What the exercise asks ▸ Extract each line holding the word "要使商是三位数" from the entries.
___ Records for the exercise
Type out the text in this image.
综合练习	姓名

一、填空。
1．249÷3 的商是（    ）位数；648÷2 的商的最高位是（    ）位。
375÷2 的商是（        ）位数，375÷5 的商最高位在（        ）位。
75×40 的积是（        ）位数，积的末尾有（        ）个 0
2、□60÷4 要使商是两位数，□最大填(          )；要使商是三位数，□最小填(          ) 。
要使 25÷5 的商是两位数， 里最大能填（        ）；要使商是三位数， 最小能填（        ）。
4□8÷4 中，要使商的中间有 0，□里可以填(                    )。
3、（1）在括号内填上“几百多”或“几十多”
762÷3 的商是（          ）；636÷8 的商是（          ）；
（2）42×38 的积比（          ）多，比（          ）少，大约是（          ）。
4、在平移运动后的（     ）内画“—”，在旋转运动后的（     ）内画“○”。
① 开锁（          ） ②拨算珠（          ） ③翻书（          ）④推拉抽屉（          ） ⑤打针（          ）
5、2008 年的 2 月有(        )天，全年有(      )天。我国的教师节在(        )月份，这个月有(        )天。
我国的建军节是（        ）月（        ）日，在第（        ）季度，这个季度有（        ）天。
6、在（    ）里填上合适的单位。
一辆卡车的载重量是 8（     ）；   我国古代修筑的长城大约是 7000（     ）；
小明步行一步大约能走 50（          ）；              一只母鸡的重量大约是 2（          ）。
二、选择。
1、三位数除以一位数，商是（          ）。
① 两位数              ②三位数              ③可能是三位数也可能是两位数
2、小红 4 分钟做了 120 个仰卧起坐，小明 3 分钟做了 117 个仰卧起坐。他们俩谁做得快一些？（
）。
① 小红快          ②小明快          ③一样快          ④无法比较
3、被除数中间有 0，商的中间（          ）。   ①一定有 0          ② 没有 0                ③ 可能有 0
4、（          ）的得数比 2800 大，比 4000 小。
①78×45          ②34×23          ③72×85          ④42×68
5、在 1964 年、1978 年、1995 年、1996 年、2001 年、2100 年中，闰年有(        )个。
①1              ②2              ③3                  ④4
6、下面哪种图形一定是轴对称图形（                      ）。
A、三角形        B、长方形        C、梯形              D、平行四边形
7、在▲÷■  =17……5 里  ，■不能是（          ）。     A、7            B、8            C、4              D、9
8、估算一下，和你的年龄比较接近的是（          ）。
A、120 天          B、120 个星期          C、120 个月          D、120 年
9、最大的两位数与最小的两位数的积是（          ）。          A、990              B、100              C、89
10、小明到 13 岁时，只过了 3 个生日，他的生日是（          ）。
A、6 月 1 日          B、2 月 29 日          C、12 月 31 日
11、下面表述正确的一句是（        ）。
______
Written answer ▸
2、□60÷4 要使商是两位数，□最大填(          )；要使商是三位数，□最小填(          ) 。
要使 25÷5 的商是两位数， 里最大能填（        ）；要使商是三位数， 最小能填（        ）。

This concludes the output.